TASK DESCRIPTION ->
Pick out all lines in the listing holding the string "name" and copy them.

Stored data:
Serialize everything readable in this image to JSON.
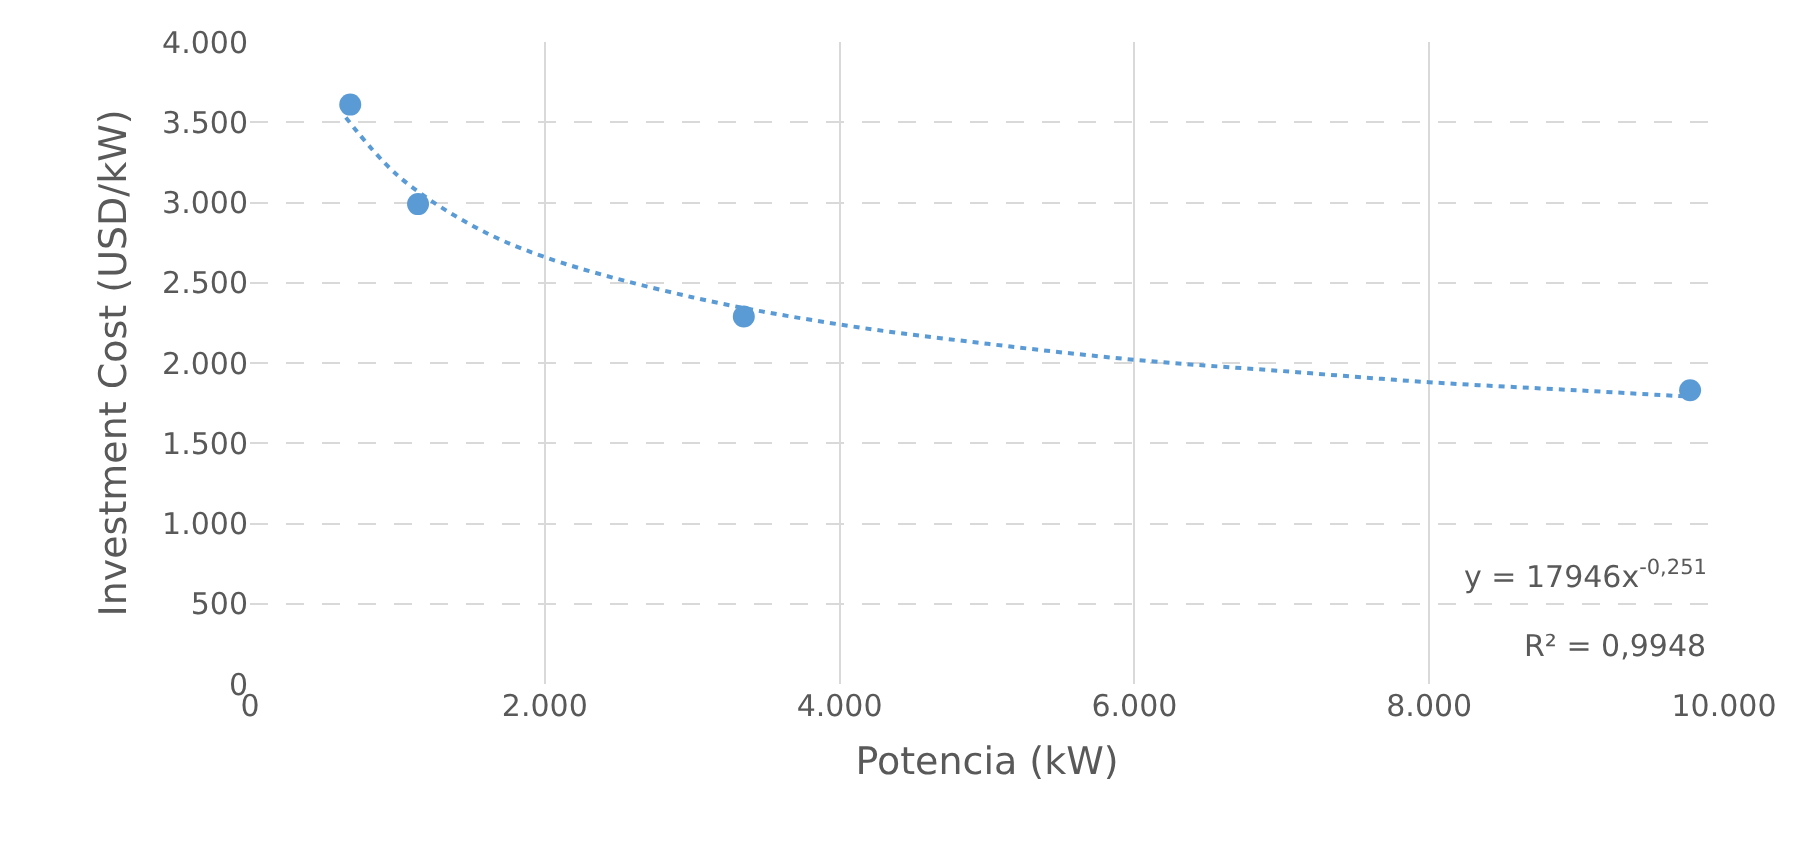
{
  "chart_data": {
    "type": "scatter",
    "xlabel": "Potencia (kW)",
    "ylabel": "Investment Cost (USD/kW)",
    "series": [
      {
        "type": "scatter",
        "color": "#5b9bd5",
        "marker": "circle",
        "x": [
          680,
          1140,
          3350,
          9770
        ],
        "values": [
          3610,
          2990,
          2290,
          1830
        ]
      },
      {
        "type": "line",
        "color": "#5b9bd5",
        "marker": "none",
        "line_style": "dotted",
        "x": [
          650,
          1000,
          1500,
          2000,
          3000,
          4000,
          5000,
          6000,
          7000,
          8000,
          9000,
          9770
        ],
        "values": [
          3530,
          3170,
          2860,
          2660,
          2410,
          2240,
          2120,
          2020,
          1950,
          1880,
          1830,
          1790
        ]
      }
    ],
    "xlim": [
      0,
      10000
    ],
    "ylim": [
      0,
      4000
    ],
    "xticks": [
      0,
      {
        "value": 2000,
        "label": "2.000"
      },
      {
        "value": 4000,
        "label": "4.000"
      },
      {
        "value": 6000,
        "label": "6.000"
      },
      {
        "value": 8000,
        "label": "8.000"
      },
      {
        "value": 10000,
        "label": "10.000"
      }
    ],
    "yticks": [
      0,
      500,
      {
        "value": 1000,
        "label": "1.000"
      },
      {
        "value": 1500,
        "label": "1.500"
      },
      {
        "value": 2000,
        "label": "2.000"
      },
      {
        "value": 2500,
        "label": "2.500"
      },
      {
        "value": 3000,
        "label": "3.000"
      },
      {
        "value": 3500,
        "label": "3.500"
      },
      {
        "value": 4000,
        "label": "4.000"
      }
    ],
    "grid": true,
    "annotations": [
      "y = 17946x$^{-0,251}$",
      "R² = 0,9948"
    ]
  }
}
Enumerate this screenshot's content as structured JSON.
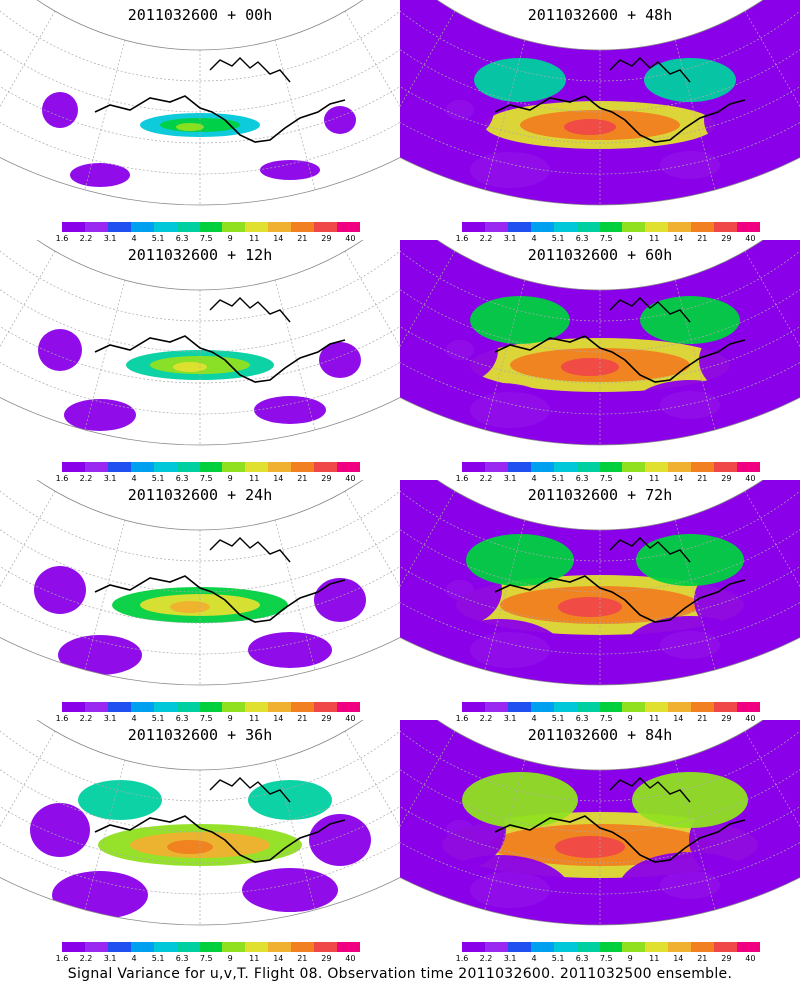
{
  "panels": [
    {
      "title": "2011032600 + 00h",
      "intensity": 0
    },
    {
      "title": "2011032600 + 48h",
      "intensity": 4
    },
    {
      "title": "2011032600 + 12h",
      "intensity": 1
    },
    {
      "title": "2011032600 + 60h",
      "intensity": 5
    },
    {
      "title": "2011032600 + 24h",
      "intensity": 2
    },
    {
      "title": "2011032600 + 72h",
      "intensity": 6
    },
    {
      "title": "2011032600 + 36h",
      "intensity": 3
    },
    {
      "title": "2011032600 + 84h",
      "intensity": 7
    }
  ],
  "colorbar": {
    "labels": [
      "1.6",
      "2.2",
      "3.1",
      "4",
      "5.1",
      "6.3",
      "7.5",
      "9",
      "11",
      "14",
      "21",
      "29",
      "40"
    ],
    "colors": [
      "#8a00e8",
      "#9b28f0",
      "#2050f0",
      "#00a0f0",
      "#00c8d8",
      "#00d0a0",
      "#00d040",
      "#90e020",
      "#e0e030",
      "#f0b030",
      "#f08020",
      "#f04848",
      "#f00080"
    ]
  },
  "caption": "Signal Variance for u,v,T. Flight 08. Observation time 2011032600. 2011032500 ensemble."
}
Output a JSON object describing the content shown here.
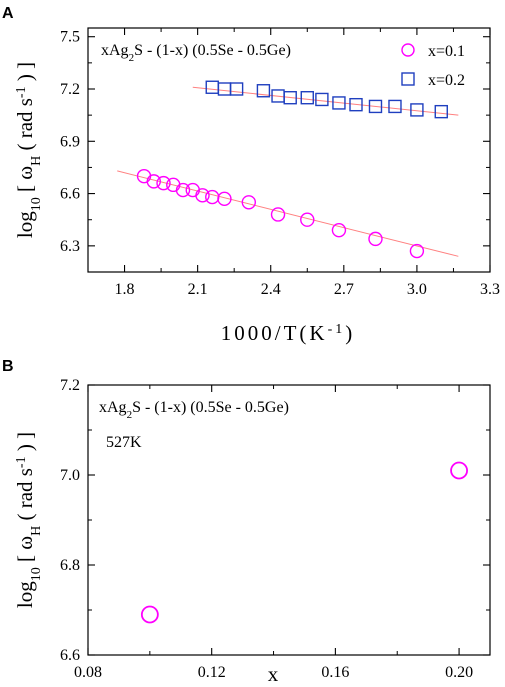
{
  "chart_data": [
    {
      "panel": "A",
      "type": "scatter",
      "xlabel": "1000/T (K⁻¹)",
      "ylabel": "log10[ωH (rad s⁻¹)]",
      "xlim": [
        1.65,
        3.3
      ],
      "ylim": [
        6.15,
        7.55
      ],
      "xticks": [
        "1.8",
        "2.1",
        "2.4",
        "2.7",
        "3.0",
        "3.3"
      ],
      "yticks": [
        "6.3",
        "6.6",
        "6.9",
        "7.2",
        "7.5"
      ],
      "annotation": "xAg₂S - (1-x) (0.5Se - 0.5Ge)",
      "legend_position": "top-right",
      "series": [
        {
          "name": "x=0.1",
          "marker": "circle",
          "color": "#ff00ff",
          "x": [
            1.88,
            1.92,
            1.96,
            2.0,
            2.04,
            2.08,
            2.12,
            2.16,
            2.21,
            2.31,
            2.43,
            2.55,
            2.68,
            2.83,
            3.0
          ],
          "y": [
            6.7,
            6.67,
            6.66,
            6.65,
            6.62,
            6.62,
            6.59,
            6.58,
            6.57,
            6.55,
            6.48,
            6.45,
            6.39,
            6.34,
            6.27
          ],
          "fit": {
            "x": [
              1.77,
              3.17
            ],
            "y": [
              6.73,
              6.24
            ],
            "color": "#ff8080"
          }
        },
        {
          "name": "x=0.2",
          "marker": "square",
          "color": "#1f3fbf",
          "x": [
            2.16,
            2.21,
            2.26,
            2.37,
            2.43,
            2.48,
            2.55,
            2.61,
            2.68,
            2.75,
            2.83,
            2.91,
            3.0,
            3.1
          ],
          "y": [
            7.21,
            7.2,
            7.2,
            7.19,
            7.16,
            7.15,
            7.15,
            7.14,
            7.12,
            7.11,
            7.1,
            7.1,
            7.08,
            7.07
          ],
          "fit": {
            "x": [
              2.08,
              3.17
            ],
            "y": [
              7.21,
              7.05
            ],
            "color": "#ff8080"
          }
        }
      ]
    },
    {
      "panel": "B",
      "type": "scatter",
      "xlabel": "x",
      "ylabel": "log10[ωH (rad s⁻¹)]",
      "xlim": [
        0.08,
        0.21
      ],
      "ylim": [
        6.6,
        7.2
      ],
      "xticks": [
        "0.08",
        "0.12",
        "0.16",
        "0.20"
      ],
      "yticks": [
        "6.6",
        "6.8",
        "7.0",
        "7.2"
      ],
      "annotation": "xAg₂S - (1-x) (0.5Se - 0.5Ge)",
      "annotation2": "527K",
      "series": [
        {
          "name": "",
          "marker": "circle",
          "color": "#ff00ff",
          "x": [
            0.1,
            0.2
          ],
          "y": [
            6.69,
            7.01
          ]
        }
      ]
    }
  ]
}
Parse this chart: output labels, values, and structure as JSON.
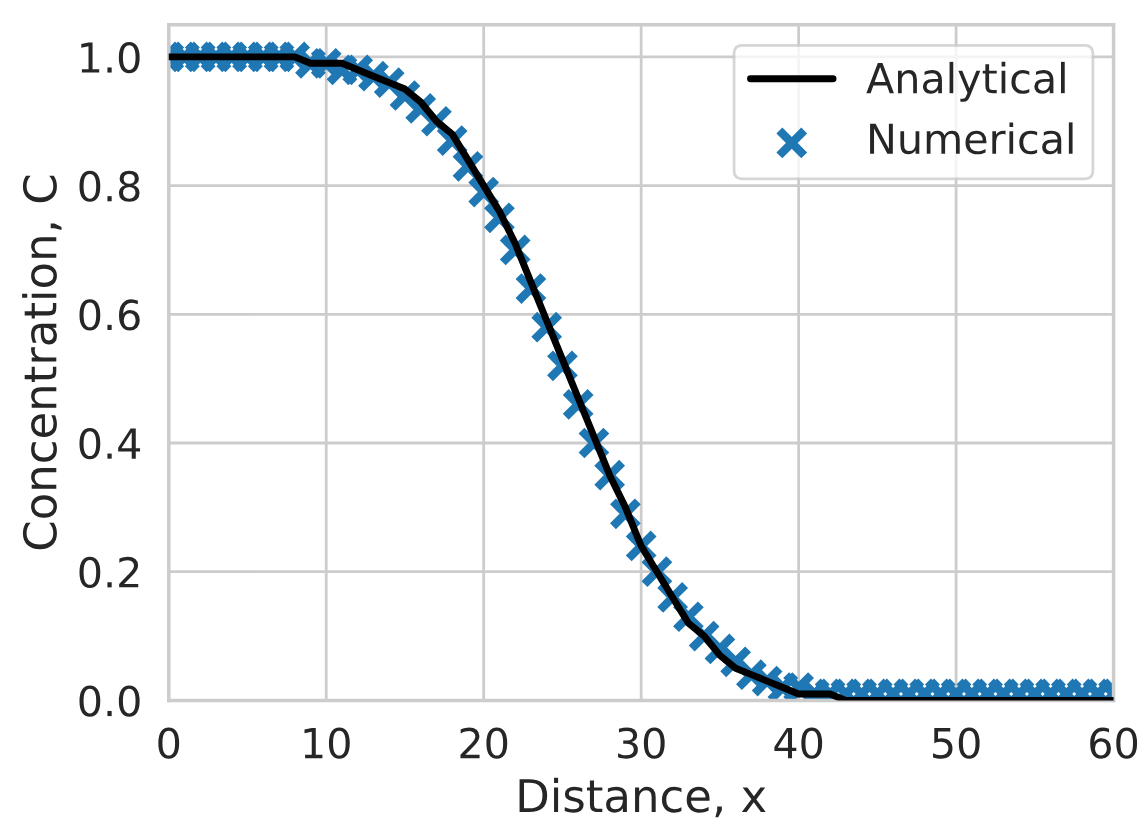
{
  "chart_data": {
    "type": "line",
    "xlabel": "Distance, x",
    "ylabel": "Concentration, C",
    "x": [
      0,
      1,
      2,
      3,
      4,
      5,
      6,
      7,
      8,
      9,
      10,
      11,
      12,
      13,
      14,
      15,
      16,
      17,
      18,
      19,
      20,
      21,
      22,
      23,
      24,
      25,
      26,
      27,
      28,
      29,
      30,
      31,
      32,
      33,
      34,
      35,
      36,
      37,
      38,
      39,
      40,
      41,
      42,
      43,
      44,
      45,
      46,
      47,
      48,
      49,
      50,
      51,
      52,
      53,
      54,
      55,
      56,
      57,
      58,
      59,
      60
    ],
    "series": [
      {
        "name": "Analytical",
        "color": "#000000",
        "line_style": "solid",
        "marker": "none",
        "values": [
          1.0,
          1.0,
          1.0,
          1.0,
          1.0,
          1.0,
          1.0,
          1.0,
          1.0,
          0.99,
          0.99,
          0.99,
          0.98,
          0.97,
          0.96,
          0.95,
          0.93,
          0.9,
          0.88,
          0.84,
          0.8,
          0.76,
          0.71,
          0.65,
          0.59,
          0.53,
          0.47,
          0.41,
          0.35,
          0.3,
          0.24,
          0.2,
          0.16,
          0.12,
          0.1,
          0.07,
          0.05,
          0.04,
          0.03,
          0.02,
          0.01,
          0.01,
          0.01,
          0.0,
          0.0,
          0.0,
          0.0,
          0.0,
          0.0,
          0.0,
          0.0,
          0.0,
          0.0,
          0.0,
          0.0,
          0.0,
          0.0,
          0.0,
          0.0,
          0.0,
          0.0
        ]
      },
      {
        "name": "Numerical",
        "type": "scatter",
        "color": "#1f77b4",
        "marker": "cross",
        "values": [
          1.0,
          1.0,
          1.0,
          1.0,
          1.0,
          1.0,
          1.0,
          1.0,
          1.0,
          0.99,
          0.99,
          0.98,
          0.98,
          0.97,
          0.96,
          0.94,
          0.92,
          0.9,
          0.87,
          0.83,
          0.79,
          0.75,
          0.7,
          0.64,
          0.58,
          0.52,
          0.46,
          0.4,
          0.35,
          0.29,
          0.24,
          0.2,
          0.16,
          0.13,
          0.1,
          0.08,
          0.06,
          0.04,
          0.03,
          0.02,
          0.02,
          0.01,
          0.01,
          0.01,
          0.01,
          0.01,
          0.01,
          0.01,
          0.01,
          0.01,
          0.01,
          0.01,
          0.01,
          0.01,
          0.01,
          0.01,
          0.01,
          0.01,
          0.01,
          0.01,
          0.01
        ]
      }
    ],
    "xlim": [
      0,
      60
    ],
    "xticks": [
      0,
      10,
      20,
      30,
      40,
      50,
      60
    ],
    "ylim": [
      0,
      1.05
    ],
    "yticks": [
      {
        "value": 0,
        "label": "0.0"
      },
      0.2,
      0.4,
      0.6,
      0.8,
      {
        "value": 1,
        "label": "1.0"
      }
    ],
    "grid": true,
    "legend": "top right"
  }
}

COMPLETED TASK ->
          "name": "x=0.1",
          "name": "x=0.2",
          "name": "",
        "name": "Analytical",
        "name": "Numerical",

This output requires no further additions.